# Your goal
Make an exact copy of all the material below, apart from the pictures.

Stored data
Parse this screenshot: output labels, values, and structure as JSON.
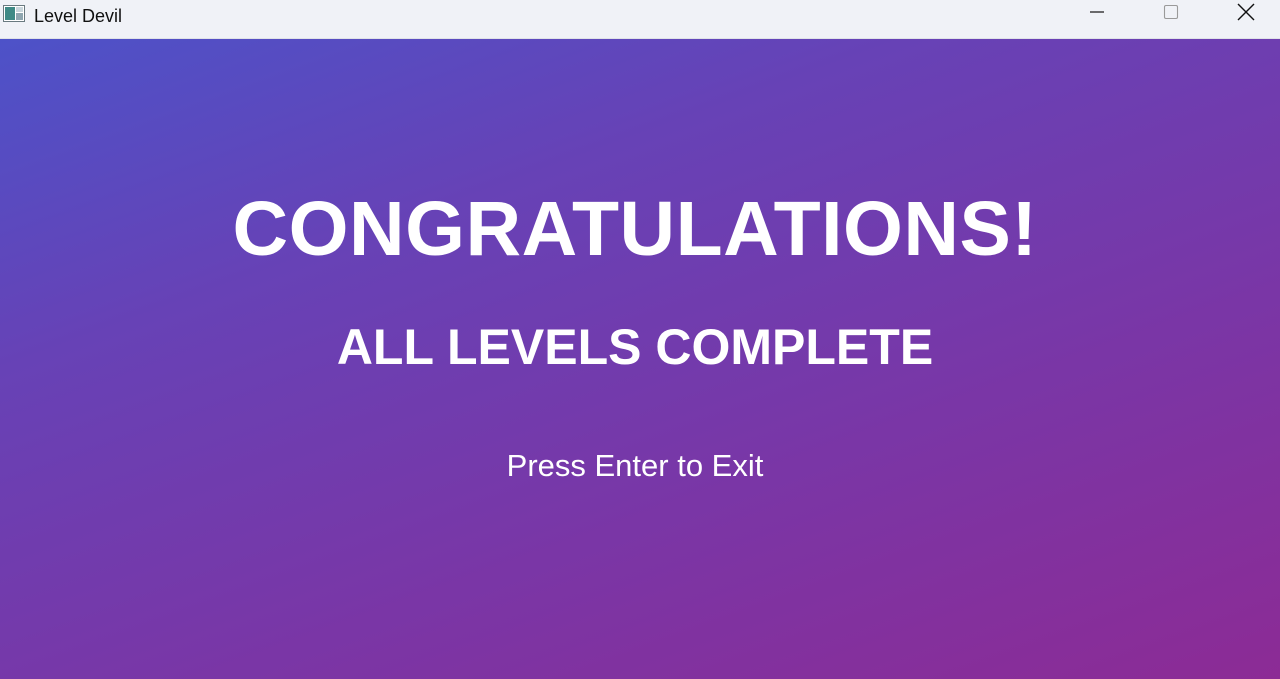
{
  "window": {
    "title": "Level Devil",
    "icon": "app-icon",
    "controls": {
      "minimize_icon": "minimize-icon",
      "maximize_icon": "maximize-icon",
      "close_icon": "close-icon"
    }
  },
  "screen": {
    "headline": "CONGRATULATIONS!",
    "subheadline": "ALL LEVELS COMPLETE",
    "prompt": "Press Enter to Exit"
  },
  "colors": {
    "gradient_start": "#4d52c8",
    "gradient_end": "#8c2b95",
    "text": "#ffffff",
    "titlebar": "#f0f2f7"
  }
}
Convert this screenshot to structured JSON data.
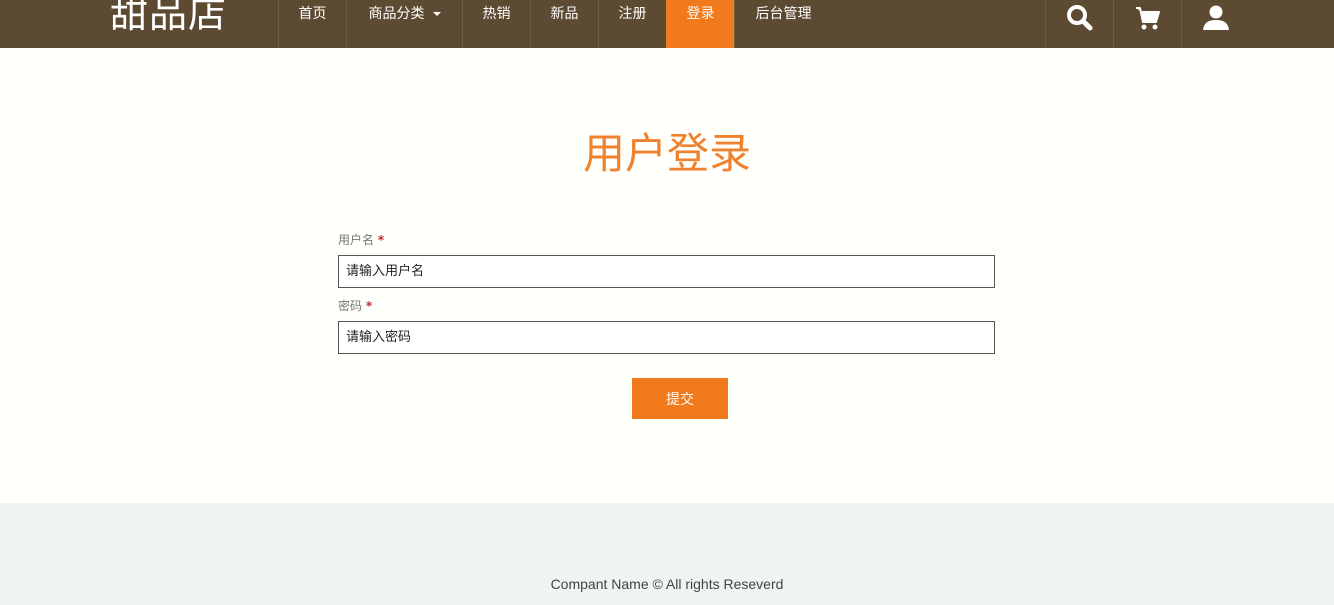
{
  "header": {
    "logo": "甜品店",
    "nav": [
      {
        "label": "首页",
        "active": false
      },
      {
        "label": "商品分类",
        "active": false,
        "dropdown": true
      },
      {
        "label": "热销",
        "active": false
      },
      {
        "label": "新品",
        "active": false
      },
      {
        "label": "注册",
        "active": false
      },
      {
        "label": "登录",
        "active": true
      },
      {
        "label": "后台管理",
        "active": false
      }
    ],
    "icons": [
      "search-icon",
      "cart-icon",
      "user-icon"
    ]
  },
  "login": {
    "title": "用户登录",
    "username_label": "用户名",
    "username_placeholder": "请输入用户名",
    "password_label": "密码",
    "password_placeholder": "请输入密码",
    "required_mark": "*",
    "submit_label": "提交"
  },
  "footer": {
    "text": "Compant Name © All rights Reseverd"
  },
  "colors": {
    "header_bg": "#5d4a32",
    "accent": "#f07a1c",
    "title": "#f0812d",
    "footer_bg": "#eff4f3"
  }
}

# Correct result
Parse this screenshot: output labels, values, and structure as JSON.
{
  "window": {
    "title": "Level Devil",
    "icon": "app-icon",
    "controls": {
      "minimize_icon": "minimize-icon",
      "maximize_icon": "maximize-icon",
      "close_icon": "close-icon"
    }
  },
  "screen": {
    "headline": "CONGRATULATIONS!",
    "subheadline": "ALL LEVELS COMPLETE",
    "prompt": "Press Enter to Exit"
  },
  "colors": {
    "gradient_start": "#4d52c8",
    "gradient_end": "#8c2b95",
    "text": "#ffffff",
    "titlebar": "#f0f2f7"
  }
}
Convert this screenshot to structured JSON data.
{
  "header": {
    "logo": "甜品店",
    "nav": [
      {
        "label": "首页",
        "active": false
      },
      {
        "label": "商品分类",
        "active": false,
        "dropdown": true
      },
      {
        "label": "热销",
        "active": false
      },
      {
        "label": "新品",
        "active": false
      },
      {
        "label": "注册",
        "active": false
      },
      {
        "label": "登录",
        "active": true
      },
      {
        "label": "后台管理",
        "active": false
      }
    ],
    "icons": [
      "search-icon",
      "cart-icon",
      "user-icon"
    ]
  },
  "login": {
    "title": "用户登录",
    "username_label": "用户名",
    "username_placeholder": "请输入用户名",
    "password_label": "密码",
    "password_placeholder": "请输入密码",
    "required_mark": "*",
    "submit_label": "提交"
  },
  "footer": {
    "text": "Compant Name © All rights Reseverd"
  },
  "colors": {
    "header_bg": "#5d4a32",
    "accent": "#f07a1c",
    "title": "#f0812d",
    "footer_bg": "#eff4f3"
  }
}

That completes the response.